**Tekst om te lezen:**
Tijd voor de eerste lentegroenten

Tijd voor de Primeurs - de eerste jonge groenten

Na een lange winter met aardse knollen en hartige kolen, kunnen we ons weer verlekkeren op de frisse aroma’s en felle kleuren van krokante lentegroenten. Lentegroenten helpen ons de winter van ons af te schudden, ze verhogen onze fitheid en zorgen ervoor dat we met hernieuwde vitaliteit de zomer tegemoet kunnen treden: het zijn echte pepmiddelen.

Het is gedaan met ‘geïmporteerde’ asperges, courgettes, tomaten en komkommers. Vanaf nu kunnen we in de keuken weer aan de slag met producten van bij ons. De lente en de mooie dagen gaan gepaard met de eerste jonge groenten : zacht en buitengewoon vers. De meeste kan je rauw eten in een slaatje maar ook in eenvoudige recepten komen ze helemaal tot hun recht. De smaak ervan zorgt voor een eersteklas gerecht.

In de lente zijn asperges, tomaten, broccoli en bloemkool top. Maar ook frisgroene jongelingen zoals ijsbergsla, Romeinse slaharten, lente-uitjes, wortel, komkommer, radijsjes, waterkers en spinazie doen het prima in de lentekeuken. Vers van het veld op je bord zijn ze het allerlekkerst: gestoomd en kort gestoofd in een klontje boter geven ze hun rijke smaak helemaal vrij. Omdat primeurgroentjes zo pril van structuur zijn, hoef je ze maar kort te garen. Zo blijven alle goede bestanddelen optimaal bewaard en leveren ze kracht en energie om de dag vlot door te komen.

**Gestelde opdracht 1:** Zet alsjeblieft alles in de opsomming hieronder, van de regel met "duration-badge: 3 HOURS — [56, 412, 329, 474]" tot en met de regel met "shirt-brand-logo: greatlearning —", om in een JSON-lijst van strings met één string per regel, zonder lege regels.

[Annotaties van beeldregio's]
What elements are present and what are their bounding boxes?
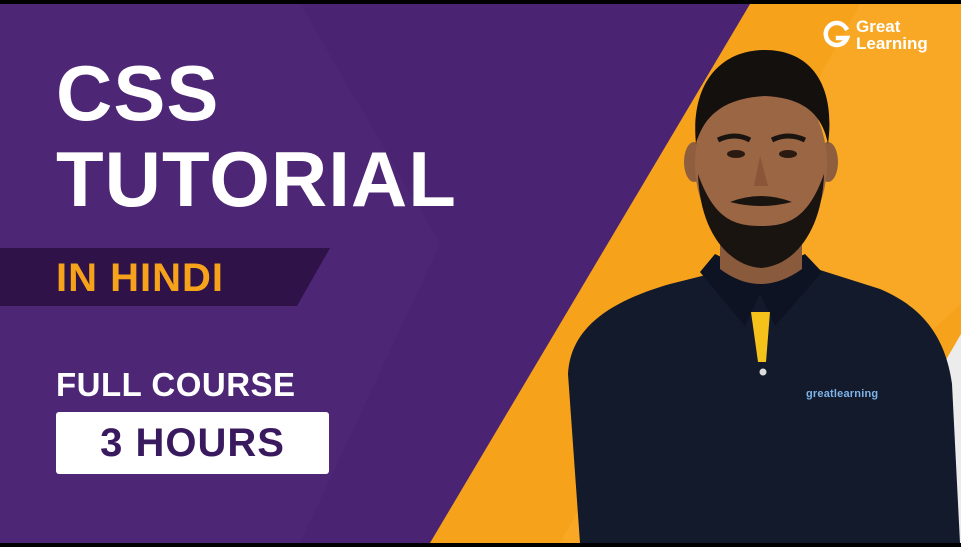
duration-badge: 3 HOURS — [56, 412, 329, 474]
duration-text: 3 HOURS — [100, 421, 285, 465]
video-thumbnail[interactable]: CSS TUTORIAL IN HINDI FULL COURSE 3 HOUR… — [0, 4, 961, 543]
title-tutorial: TUTORIAL — [56, 135, 457, 223]
course-label: FULL COURSE — [56, 366, 296, 403]
logo-text-line1: Great — [856, 17, 901, 36]
presenter-photo — [568, 50, 960, 543]
subtitle-in-hindi: IN HINDI — [56, 256, 224, 300]
shirt-brand-logo: greatlearning — [806, 388, 879, 400]
title-css: CSS — [56, 49, 220, 137]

**Gestelde opdracht 2:**
Beantwoord over de tekst over lentegroenten:
(a) Welke vier groenten zijn in de lente top?
(b) Met welke producten is het nu gedaan?
(c) Waarom hoef je primeurgroentjes maar kort te garen?

**Juist antwoord 1:**
[
  "duration-badge: 3 HOURS — [56, 412, 329, 474]",
  "duration-text: 3 HOURS — [100, 421, 285, 465]",
  "video-thumbnail[interactable]: CSS TUTORIAL IN HINDI FULL COURSE 3 HOUR… — [0, 4, 961, 543]",
  "title-tutorial: TUTORIAL — [56, 135, 457, 223]",
  "course-label: FULL COURSE — [56, 366, 296, 403]",
  "logo-text-line1: Great — [856, 17, 901, 36]",
  "presenter-photo — [568, 50, 960, 543]",
  "subtitle-in-hindi: IN HINDI — [56, 256, 224, 300]",
  "shirt-brand-logo: greatlearning — [806, 388, 879, 400]"
]

**Juist antwoord 2:**
(a) Asperges, tomaten, broccoli en bloemkool.
(b) Met 'geïmporteerde' asperges, courgettes, tomaten en komkommers.
(c) Omdat ze zo pril van structuur zijn.